§ **Your goal**: Transcribe all of the material exactly, except for its pictures.

§ **Raw records**:
________________________________________

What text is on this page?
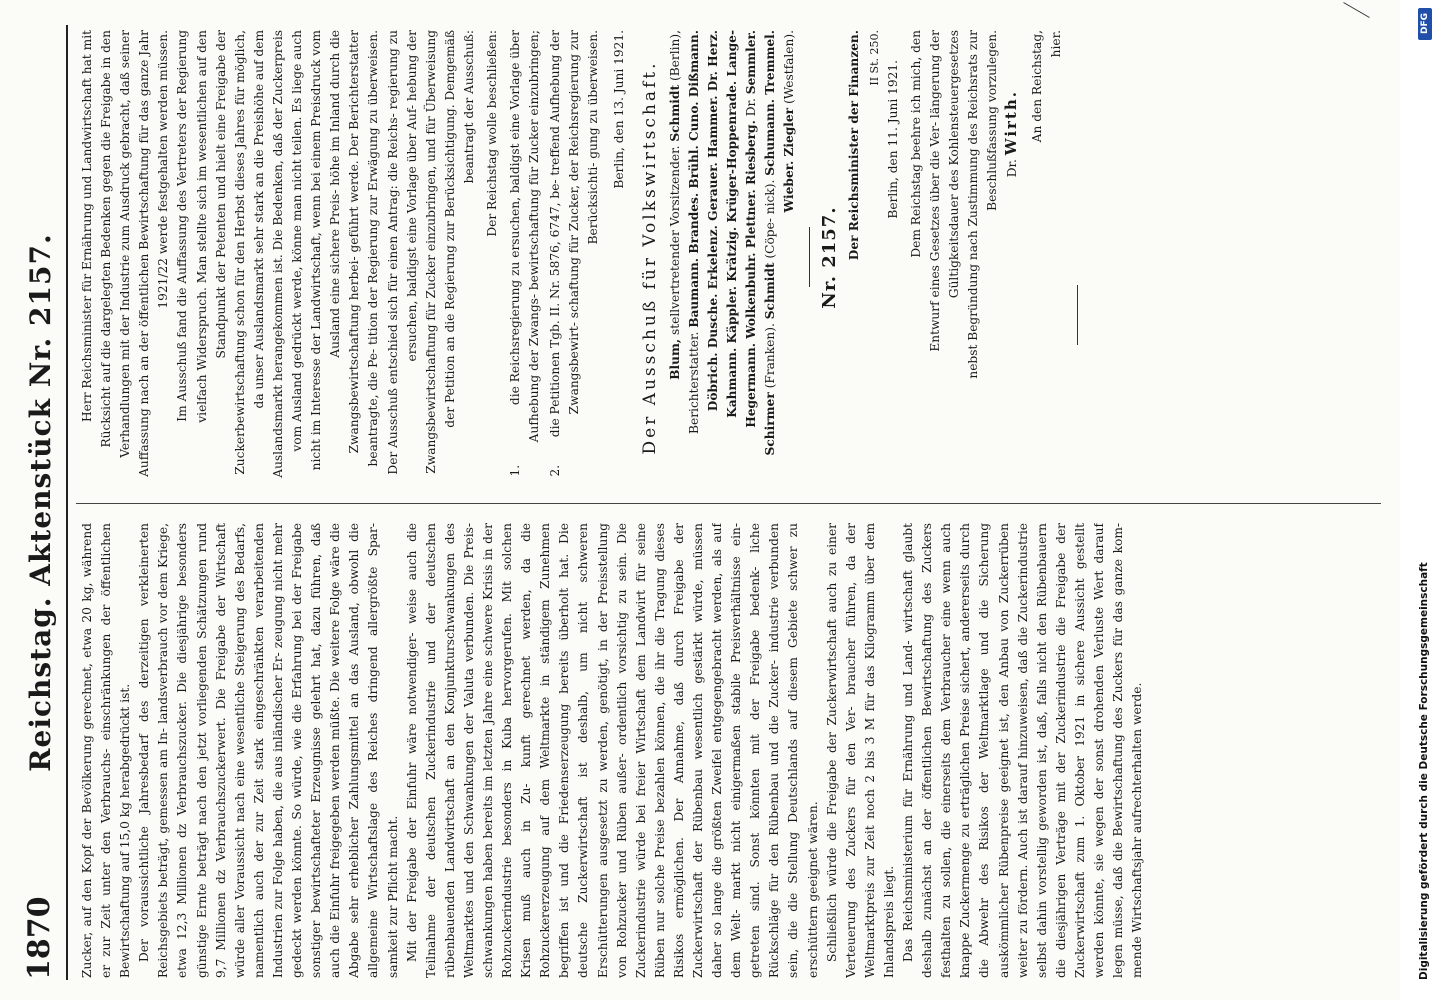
1870
Reichstag. Aktenstück Nr. 2157. Zucker, auf den Kopf der Bevölkerung gerechnet, etwa 20 kg, während er zur Zeit unter den Verbrauchs- einschränkungen der öffentlichen Bewirtschaftung auf 15,0 kg herabgedrückt ist. Der voraussichtliche Jahresbedarf des derzeitigen verkleinerten Reichsgebiets beträgt, gemessen am In- landsverbrauch vor dem Kriege, etwa 12,3 Millionen dz Verbrauchszucker. Die diesjährige besonders günstige Ernte beträgt nach den jetzt vorliegenden Schätzungen rund 9,7 Millionen dz Verbrauchszuckerwert. Die Freigabe der Wirtschaft würde aller Voraussicht nach eine wesentliche Steigerung des Bedarfs, namentlich auch der zur Zeit stark eingeschränkten verarbeitenden Industrien zur Folge haben, die aus inländischer Er- zeugung nicht mehr gedeckt werden könnte. So würde, wie die Erfahrung bei der Freigabe sonstiger bewirtschafteter Erzeugnisse gelehrt hat, dazu führen, daß auch die Einfuhr freigegeben werden müßte. Die weitere Folge wäre die Abgabe sehr erheblicher Zahlungsmittel an das Ausland, obwohl die allgemeine Wirtschaftslage des Reiches dringend allergrößte Spar- samkeit zur Pflicht macht. Mit der Freigabe der Einfuhr wäre notwendiger- weise auch die Teilnahme der deutschen Zuckerindustrie und der deutschen rübenbauenden Landwirtschaft an den Konjunkturschwankungen des Weltmarktes und den Schwankungen der Valuta verbunden. Die Preis- schwankungen haben bereits im letzten Jahre eine schwere Krisis in der Rohzuckerindustrie besonders in Kuba hervorgerufen. Mit solchen Krisen muß auch in Zu- kunft gerechnet werden, da die Rohzuckererzeugung auf dem Weltmarkte in ständigem Zunehmen begriffen ist und die Friedenserzeugung bereits überholt hat. Die deutsche Zuckerwirtschaft ist deshalb, um nicht schweren Erschütterungen ausgesetzt zu werden, genötigt, in der Preisstellung von Rohzucker und Rüben außer- ordentlich vorsichtig zu sein. Die Zuckerindustrie würde bei freier Wirtschaft dem Landwirt für seine Rüben nur solche Preise bezahlen können, die ihr die Tragung dieses Risikos ermöglichen. Der Annahme, daß durch Freigabe der Zuckerwirtschaft der Rübenbau wesentlich gestärkt würde, müssen daher so lange die größten Zweifel entgegengebracht werden, als auf dem Welt- markt nicht einigermaßen stabile Preisverhältnisse ein- getreten sind. Sonst könnten mit der Freigabe bedenk- liche Rückschläge für den Rübenbau und die Zucker- industrie verbunden sein, die die Stellung Deutschlands auf diesem Gebiete schwer zu erschüttern geeignet wären. Schließlich würde die Freigabe der Zuckerwirtschaft auch zu einer Verteuerung des Zuckers für den Ver- braucher führen, da der Weltmarktpreis zur Zeit noch 2 bis 3 M für das Kilogramm über dem Inlandspreis liegt. Das Reichsministerium für Ernährung und Land- wirtschaft glaubt deshalb zunächst an der öffentlichen Bewirtschaftung des Zuckers festhalten zu sollen, die einerseits dem Verbraucher eine wenn auch knappe Zuckermenge zu erträglichen Preise sichert, andererseits durch die Abwehr des Risikos der Weltmarktlage und die Sicherung auskömmlicher Rübenpreise geeignet ist, den Anbau von Zuckerrüben weiter zu fördern. Auch ist darauf hinzuweisen, daß die Zuckerindustrie selbst dahin vorstellig geworden ist, daß, falls nicht den Rübenbauern die diesjährigen Verträge mit der Zuckerindustrie die Freigabe der Zuckerwirtschaft zum 1. Oktober 1921 in sichere Aussicht gestellt werden könnte, sie wegen der sonst drohenden Verluste Wert darauf legen müsse, daß die Bewirtschaftung des Zuckers für das ganze kom- mende Wirtschaftsjahr aufrechterhalten werde.

Herr Reichsminister für Ernährung und Landwirtschaft hat mit Rücksicht auf die dargelegten Bedenken gegen die Freigabe in den Verhandlungen mit der Industrie zum Ausdruck gebracht, daß seiner Auffassung nach an der öffentlichen Bewirtschaftung für das ganze Jahr 1921/22 werde festgehalten werden müssen. Im Ausschuß fand die Auffassung des Vertreters der Regierung vielfach Widerspruch. Man stellte sich im wesentlichen auf den Standpunkt der Petenten und hielt eine Freigabe der Zuckerbewirtschaftung schon für den Herbst dieses Jahres für möglich, da unser Auslandsmarkt sehr stark an die Preishöhe auf dem Auslandsmarkt herangekommen ist. Die Bedenken, daß der Zuckerpreis vom Ausland gedrückt werde, könne man nicht teilen. Es liege auch nicht im Interesse der Landwirtschaft, wenn bei einem Preisdruck vom Ausland eine sichere Preis- höhe im Inland durch die Zwangsbewirtschaftung herbei- geführt werde. Der Berichterstatter beantragte, die Pe- tition der Regierung zur Erwägung zu überweisen. Der Ausschuß entschied sich für einen Antrag: die Reichs- regierung zu ersuchen, baldigst eine Vorlage über Auf- hebung der Zwangsbewirtschaftung für Zucker einzubringen, und für Überweisung der Petition an die Regierung zur Berücksichtigung. Demgemäß beantragt der Ausschuß: Der Reichstag wolle beschließen: 1. die Reichsregierung zu ersuchen, baldigst eine Vorlage über Aufhebung der Zwangs- bewirtschaftung für Zucker einzubringen; 2. die Petitionen Tgb. II. Nr. 5876, 6747, be- treffend Aufhebung der Zwangsbewirt- schaftung für Zucker, der Reichsregierung zur Berücksichti- gung zu überweisen. Berlin, den 13. Juni 1921. Der Ausschuß für Volkswirtschaft. Blum, stellvertretender Vorsitzender. Schmidt (Berlin), Berichterstatter. Baumann. Brandes. Brühl. Cuno. Dißmann. Döbrich. Dusche. Erkelenz. Gerauer. Hammer. Dr. Herz. Kahmann. Käppler. Krätzig. Krüger-Hoppenrade. Lange- Hegermann. Wolkenbuhr. Plettner. Riesberg. Dr. Semmler. Schirmer (Franken). Schmidt (Cöpe- nick). Schumann. Tremmel. Wieber. Ziegler (Westfalen).

Nr. 2157. Der Reichsminister der Finanzen. II St. 250.

Berlin, den 11. Juni 1921. Dem Reichstag beehre ich mich, den Entwurf eines Gesetzes über die Ver- längerung der Gültigkeitsdauer des Kohlensteuergesetzes nebst Begründung nach Zustimmung des Reichsrats zur Beschlußfassung vorzulegen. Dr. Wirth. An den Reichstag, hier.

DFG
Digitalisierung gefördert durch die Deutsche Forschungsgemeinschaft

________________________________________

§ **Solution to the exercise**:
What text is on this page?
1870
Reichstag. Aktenstück Nr. 2157. Zucker, auf den Kopf der Bevölkerung gerechnet, etwa 20 kg, während er zur Zeit unter den Verbrauchs- einschränkungen der öffentlichen Bewirtschaftung auf 15,0 kg herabgedrückt ist. Der voraussichtliche Jahresbedarf des derzeitigen verkleinerten Reichsgebiets beträgt, gemessen am In- landsverbrauch vor dem Kriege, etwa 12,3 Millionen dz Verbrauchszucker. Die diesjährige besonders günstige Ernte beträgt nach den jetzt vorliegenden Schätzungen rund 9,7 Millionen dz Verbrauchszuckerwert. Die Freigabe der Wirtschaft würde aller Voraussicht nach eine wesentliche Steigerung des Bedarfs, namentlich auch der zur Zeit stark eingeschränkten verarbeitenden Industrien zur Folge haben, die aus inländischer Er- zeugung nicht mehr gedeckt werden könnte. So würde, wie die Erfahrung bei der Freigabe sonstiger bewirtschafteter Erzeugnisse gelehrt hat, dazu führen, daß auch die Einfuhr freigegeben werden müßte. Die weitere Folge wäre die Abgabe sehr erheblicher Zahlungsmittel an das Ausland, obwohl die allgemeine Wirtschaftslage des Reiches dringend allergrößte Spar- samkeit zur Pflicht macht. Mit der Freigabe der Einfuhr wäre notwendiger- weise auch die Teilnahme der deutschen Zuckerindustrie und der deutschen rübenbauenden Landwirtschaft an den Konjunkturschwankungen des Weltmarktes und den Schwankungen der Valuta verbunden. Die Preis- schwankungen haben bereits im letzten Jahre eine schwere Krisis in der Rohzuckerindustrie besonders in Kuba hervorgerufen. Mit solchen Krisen muß auch in Zu- kunft gerechnet werden, da die Rohzuckererzeugung auf dem Weltmarkte in ständigem Zunehmen begriffen ist und die Friedenserzeugung bereits überholt hat. Die deutsche Zuckerwirtschaft ist deshalb, um nicht schweren Erschütterungen ausgesetzt zu werden, genötigt, in der Preisstellung von Rohzucker und Rüben außer- ordentlich vorsichtig zu sein. Die Zuckerindustrie würde bei freier Wirtschaft dem Landwirt für seine Rüben nur solche Preise bezahlen können, die ihr die Tragung dieses Risikos ermöglichen. Der Annahme, daß durch Freigabe der Zuckerwirtschaft der Rübenbau wesentlich gestärkt würde, müssen daher so lange die größten Zweifel entgegengebracht werden, als auf dem Welt- markt nicht einigermaßen stabile Preisverhältnisse ein- getreten sind. Sonst könnten mit der Freigabe bedenk- liche Rückschläge für den Rübenbau und die Zucker- industrie verbunden sein, die die Stellung Deutschlands auf diesem Gebiete schwer zu erschüttern geeignet wären. Schließlich würde die Freigabe der Zuckerwirtschaft auch zu einer Verteuerung des Zuckers für den Ver- braucher führen, da der Weltmarktpreis zur Zeit noch 2 bis 3 M für das Kilogramm über dem Inlandspreis liegt. Das Reichsministerium für Ernährung und Land- wirtschaft glaubt deshalb zunächst an der öffentlichen Bewirtschaftung des Zuckers festhalten zu sollen, die einerseits dem Verbraucher eine wenn auch knappe Zuckermenge zu erträglichen Preise sichert, andererseits durch die Abwehr des Risikos der Weltmarktlage und die Sicherung auskömmlicher Rübenpreise geeignet ist, den Anbau von Zuckerrüben weiter zu fördern. Auch ist darauf hinzuweisen, daß die Zuckerindustrie selbst dahin vorstellig geworden ist, daß, falls nicht den Rübenbauern die diesjährigen Verträge mit der Zuckerindustrie die Freigabe der Zuckerwirtschaft zum 1. Oktober 1921 in sichere Aussicht gestellt werden könnte, sie wegen der sonst drohenden Verluste Wert darauf legen müsse, daß die Bewirtschaftung des Zuckers für das ganze kom- mende Wirtschaftsjahr aufrechterhalten werde.

Herr Reichsminister für Ernährung und Landwirtschaft hat mit Rücksicht auf die dargelegten Bedenken gegen die Freigabe in den Verhandlungen mit der Industrie zum Ausdruck gebracht, daß seiner Auffassung nach an der öffentlichen Bewirtschaftung für das ganze Jahr 1921/22 werde festgehalten werden müssen. Im Ausschuß fand die Auffassung des Vertreters der Regierung vielfach Widerspruch. Man stellte sich im wesentlichen auf den Standpunkt der Petenten und hielt eine Freigabe der Zuckerbewirtschaftung schon für den Herbst dieses Jahres für möglich, da unser Auslandsmarkt sehr stark an die Preishöhe auf dem Auslandsmarkt herangekommen ist. Die Bedenken, daß der Zuckerpreis vom Ausland gedrückt werde, könne man nicht teilen. Es liege auch nicht im Interesse der Landwirtschaft, wenn bei einem Preisdruck vom Ausland eine sichere Preis- höhe im Inland durch die Zwangsbewirtschaftung herbei- geführt werde. Der Berichterstatter beantragte, die Pe- tition der Regierung zur Erwägung zu überweisen. Der Ausschuß entschied sich für einen Antrag: die Reichs- regierung zu ersuchen, baldigst eine Vorlage über Auf- hebung der Zwangsbewirtschaftung für Zucker einzubringen, und für Überweisung der Petition an die Regierung zur Berücksichtigung. Demgemäß beantragt der Ausschuß: Der Reichstag wolle beschließen: 1. die Reichsregierung zu ersuchen, baldigst eine Vorlage über Aufhebung der Zwangs- bewirtschaftung für Zucker einzubringen; 2. die Petitionen Tgb. II. Nr. 5876, 6747, be- treffend Aufhebung der Zwangsbewirt- schaftung für Zucker, der Reichsregierung zur Berücksichti- gung zu überweisen. Berlin, den 13. Juni 1921. Der Ausschuß für Volkswirtschaft. Blum, stellvertretender Vorsitzender. Schmidt (Berlin), Berichterstatter. Baumann. Brandes. Brühl. Cuno. Dißmann. Döbrich. Dusche. Erkelenz. Gerauer. Hammer. Dr. Herz. Kahmann. Käppler. Krätzig. Krüger-Hoppenrade. Lange- Hegermann. Wolkenbuhr. Plettner. Riesberg. Dr. Semmler. Schirmer (Franken). Schmidt (Cöpe- nick). Schumann. Tremmel. Wieber. Ziegler (Westfalen).

Nr. 2157. Der Reichsminister der Finanzen. II St. 250.

Berlin, den 11. Juni 1921. Dem Reichstag beehre ich mich, den Entwurf eines Gesetzes über die Ver- längerung der Gültigkeitsdauer des Kohlensteuergesetzes nebst Begründung nach Zustimmung des Reichsrats zur Beschlußfassung vorzulegen. Dr. Wirth. An den Reichstag, hier.

DFG
Digitalisierung gefördert durch die Deutsche Forschungsgemeinschaft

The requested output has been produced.